═══ MATERIALS PROVIDED ═══

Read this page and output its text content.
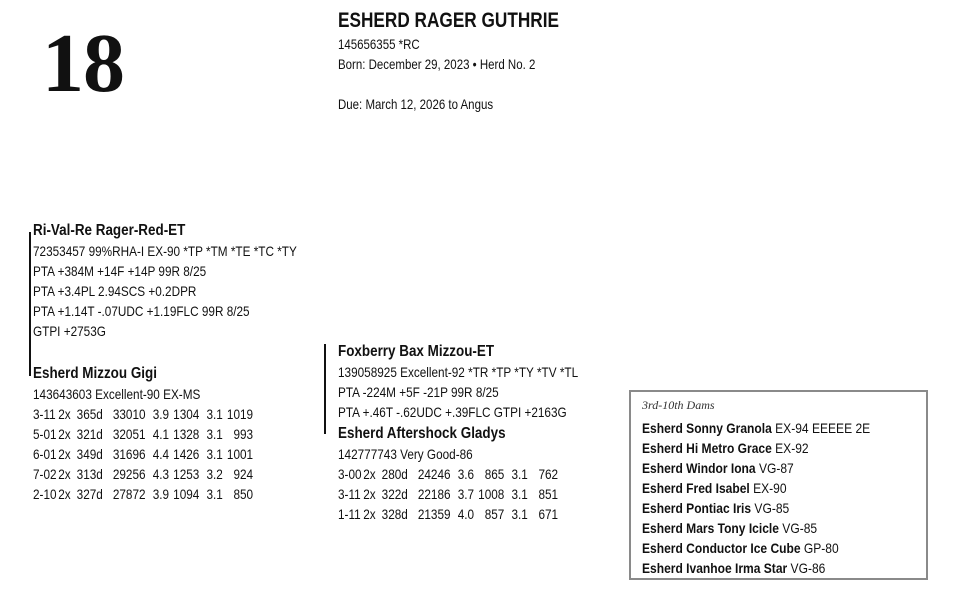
18	ESHERD RAGER GUTHRIE
145656355 *RC
Born: December 29, 2023 • Herd No. 2
Due: March 12, 2026 to Angus
Ri-Val-Re Rager-Red-ET
72353457 99%RHA-I EX-90 *TP *TM *TE *TC *TY
PTA +384M +14F +14P 99R 8/25
PTA +3.4PL 2.94SCS +0.2DPR
PTA +1.14T -.07UDC +1.19FLC 99R 8/25
GTPI +2753G
Esherd Mizzou Gigi
143643603 Excellent-90 EX-MS
3-11 2x 365d 33010 3.9 1304 3.1 1019
5-01 2x 321d 32051 4.1 1328 3.1 993
6-01 2x 349d 31696 4.4 1426 3.1 1001
7-02 2x 313d 29256 4.3 1253 3.2 924
2-10 2x 327d 27872 3.9 1094 3.1 850
Foxberry Bax Mizzou-ET
139058925 Excellent-92 *TR *TP *TY *TV *TL
PTA -224M +5F -21P 99R 8/25
PTA +.46T -.62UDC +.39FLC GTPI +2163G
Esherd Aftershock Gladys
142777743 Very Good-86
3-00 2x 280d 24246 3.6 865 3.1 762
3-11 2x 322d 22186 3.7 1008 3.1 851
1-11 2x 328d 21359 4.0 857 3.1 671
3rd-10th Dams
Esherd Sonny Granola EX-94 EEEEE 2E
Esherd Hi Metro Grace EX-92
Esherd Windor Iona VG-87
Esherd Fred Isabel EX-90
Esherd Pontiac Iris VG-85
Esherd Mars Tony Icicle VG-85
Esherd Conductor Ice Cube GP-80
Esherd Ivanhoe Irma Star VG-86
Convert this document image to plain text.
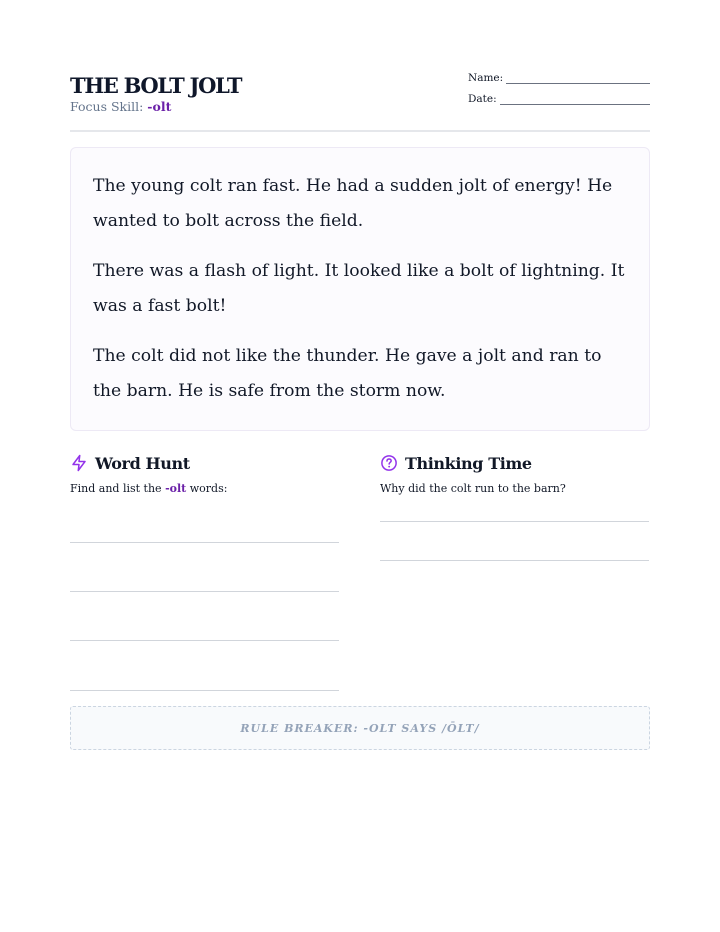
THE BOLT JOLT
Focus Skill: -olt
Name:
Date:

The young colt ran fast. He had a sudden jolt of energy! He wanted to bolt across the field.

There was a flash of light. It looked like a bolt of lightning. It was a fast bolt!

The colt did not like the thunder. He gave a jolt and ran to the barn. He is safe from the storm now.

Word Hunt
Find and list the -olt words:
Thinking Time
Why did the colt run to the barn?
RULE BREAKER: -OLT SAYS /ŌLT/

═══

PROMPT: Without the pictures, return all the records precisely as they stand.

SOLUTION FOR THIS TASK:
Read this page and output its text content.
18	ESHERD RAGER GUTHRIE
145656355 *RC
Born: December 29, 2023 • Herd No. 2
Due: March 12, 2026 to Angus
Ri-Val-Re Rager-Red-ET
72353457 99%RHA-I EX-90 *TP *TM *TE *TC *TY
PTA +384M +14F +14P 99R 8/25
PTA +3.4PL 2.94SCS +0.2DPR
PTA +1.14T -.07UDC +1.19FLC 99R 8/25
GTPI +2753G
Esherd Mizzou Gigi
143643603 Excellent-90 EX-MS
3-11 2x 365d 33010 3.9 1304 3.1 1019
5-01 2x 321d 32051 4.1 1328 3.1 993
6-01 2x 349d 31696 4.4 1426 3.1 1001
7-02 2x 313d 29256 4.3 1253 3.2 924
2-10 2x 327d 27872 3.9 1094 3.1 850
Foxberry Bax Mizzou-ET
139058925 Excellent-92 *TR *TP *TY *TV *TL
PTA -224M +5F -21P 99R 8/25
PTA +.46T -.62UDC +.39FLC GTPI +2163G
Esherd Aftershock Gladys
142777743 Very Good-86
3-00 2x 280d 24246 3.6 865 3.1 762
3-11 2x 322d 22186 3.7 1008 3.1 851
1-11 2x 328d 21359 4.0 857 3.1 671
3rd-10th Dams
Esherd Sonny Granola EX-94 EEEEE 2E
Esherd Hi Metro Grace EX-92
Esherd Windor Iona VG-87
Esherd Fred Isabel EX-90
Esherd Pontiac Iris VG-85
Esherd Mars Tony Icicle VG-85
Esherd Conductor Ice Cube GP-80
Esherd Ivanhoe Irma Star VG-86
Convert this document image to plain text.
THE BOLT JOLT
Focus Skill: -olt
Name:
Date:

The young colt ran fast. He had a sudden jolt of energy! He wanted to bolt across the field.

There was a flash of light. It looked like a bolt of lightning. It was a fast bolt!

The colt did not like the thunder. He gave a jolt and ran to the barn. He is safe from the storm now.

Word Hunt
Find and list the -olt words:
Thinking Time
Why did the colt run to the barn?
RULE BREAKER: -OLT SAYS /ŌLT/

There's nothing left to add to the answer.